====== Input material ======

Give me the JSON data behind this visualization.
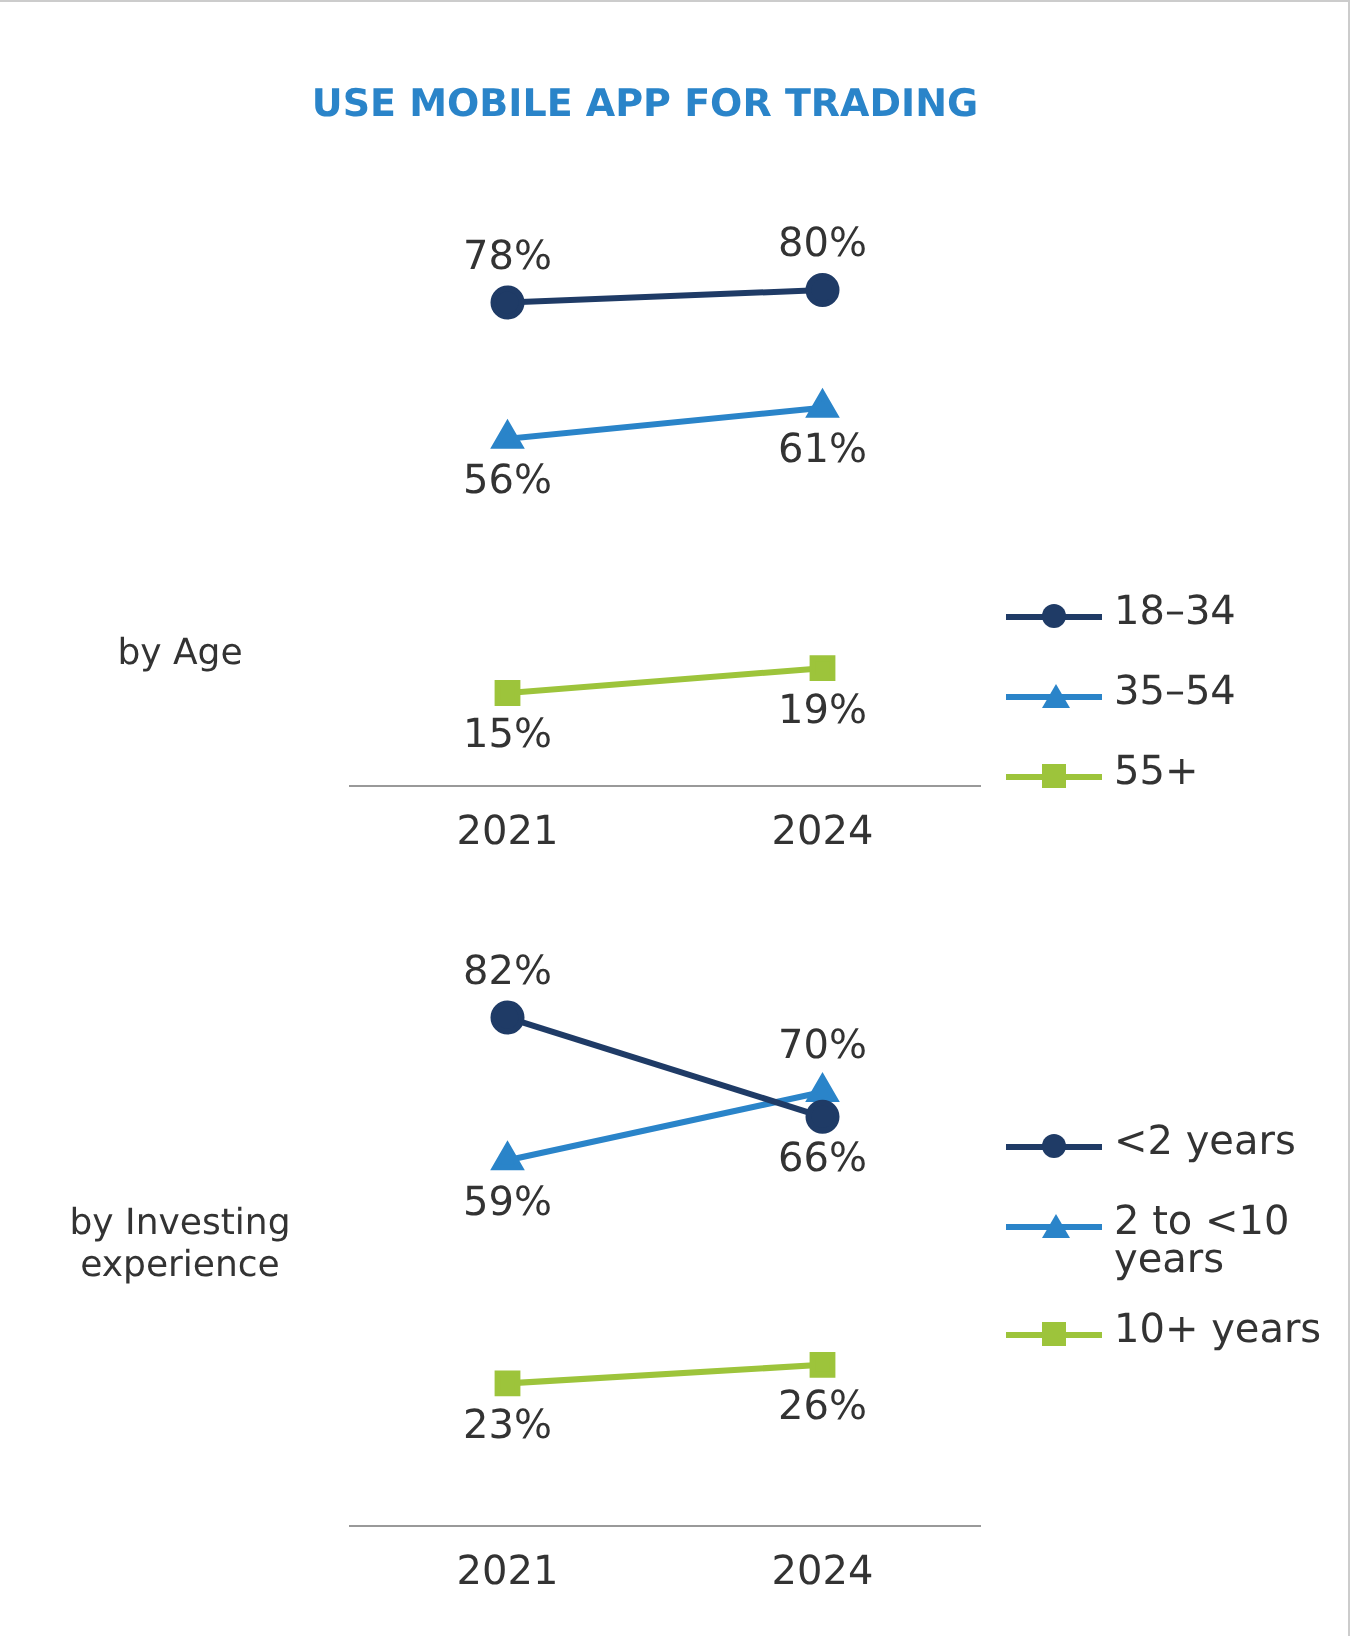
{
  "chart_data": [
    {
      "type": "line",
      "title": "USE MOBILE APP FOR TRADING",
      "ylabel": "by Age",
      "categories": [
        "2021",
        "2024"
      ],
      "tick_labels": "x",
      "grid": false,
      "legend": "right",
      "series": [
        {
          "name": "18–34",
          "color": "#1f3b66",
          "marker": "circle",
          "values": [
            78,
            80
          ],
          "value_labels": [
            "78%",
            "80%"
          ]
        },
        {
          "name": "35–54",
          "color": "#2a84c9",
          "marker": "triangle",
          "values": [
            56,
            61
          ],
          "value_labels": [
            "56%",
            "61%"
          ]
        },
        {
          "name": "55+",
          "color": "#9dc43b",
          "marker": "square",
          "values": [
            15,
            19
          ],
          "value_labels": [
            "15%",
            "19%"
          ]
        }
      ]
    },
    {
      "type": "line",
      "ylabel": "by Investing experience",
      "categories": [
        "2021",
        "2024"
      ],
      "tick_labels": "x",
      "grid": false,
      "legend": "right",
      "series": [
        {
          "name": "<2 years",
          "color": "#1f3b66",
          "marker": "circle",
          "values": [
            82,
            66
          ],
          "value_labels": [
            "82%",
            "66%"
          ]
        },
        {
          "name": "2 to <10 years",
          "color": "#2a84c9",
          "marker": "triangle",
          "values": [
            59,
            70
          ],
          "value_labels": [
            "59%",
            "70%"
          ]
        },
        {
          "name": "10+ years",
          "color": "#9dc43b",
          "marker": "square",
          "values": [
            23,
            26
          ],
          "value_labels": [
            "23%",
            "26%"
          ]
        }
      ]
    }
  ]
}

======

■ Problem statement ■
Pick out the lines above that hold the string "ylabel" and show them.

■ Reply ■
      "ylabel": "by Age",
      "ylabel": "by Investing experience",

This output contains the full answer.